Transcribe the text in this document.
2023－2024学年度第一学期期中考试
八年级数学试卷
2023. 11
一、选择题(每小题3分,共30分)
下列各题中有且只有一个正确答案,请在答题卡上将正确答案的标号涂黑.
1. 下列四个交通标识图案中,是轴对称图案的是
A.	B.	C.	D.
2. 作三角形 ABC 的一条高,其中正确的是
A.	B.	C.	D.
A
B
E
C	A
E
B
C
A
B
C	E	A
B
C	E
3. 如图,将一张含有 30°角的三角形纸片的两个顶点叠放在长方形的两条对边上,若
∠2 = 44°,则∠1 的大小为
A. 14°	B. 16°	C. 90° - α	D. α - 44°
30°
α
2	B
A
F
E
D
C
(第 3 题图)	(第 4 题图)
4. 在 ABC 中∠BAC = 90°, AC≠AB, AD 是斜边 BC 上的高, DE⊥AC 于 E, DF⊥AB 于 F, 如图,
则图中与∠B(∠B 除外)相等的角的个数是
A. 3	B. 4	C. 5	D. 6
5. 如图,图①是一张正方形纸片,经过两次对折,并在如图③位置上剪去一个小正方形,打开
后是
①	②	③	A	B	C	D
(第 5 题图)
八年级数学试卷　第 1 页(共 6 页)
* * * * *
WHAT IS EXPECTED: Please set down each line of the records exactly as given.

RESULT OF THIS EXERCISE:
Transcribe the text in this document.
2023－2024学年度第一学期期中考试
八年级数学试卷
2023. 11
一、选择题(每小题3分,共30分)
下列各题中有且只有一个正确答案,请在答题卡上将正确答案的标号涂黑.
1. 下列四个交通标识图案中,是轴对称图案的是
A.	B.	C.	D.
2. 作三角形 ABC 的一条高,其中正确的是
A.	B.	C.	D.
A
B
E
C	A
E
B
C
A
B
C	E	A
B
C	E
3. 如图,将一张含有 30°角的三角形纸片的两个顶点叠放在长方形的两条对边上,若
∠2 = 44°,则∠1 的大小为
A. 14°	B. 16°	C. 90° - α	D. α - 44°
30°
α
2	B
A
F
E
D
C
(第 3 题图)	(第 4 题图)
4. 在 ABC 中∠BAC = 90°, AC≠AB, AD 是斜边 BC 上的高, DE⊥AC 于 E, DF⊥AB 于 F, 如图,
则图中与∠B(∠B 除外)相等的角的个数是
A. 3	B. 4	C. 5	D. 6
5. 如图,图①是一张正方形纸片,经过两次对折,并在如图③位置上剪去一个小正方形,打开
后是
①	②	③	A	B	C	D
(第 5 题图)
八年级数学试卷　第 1 页(共 6 页)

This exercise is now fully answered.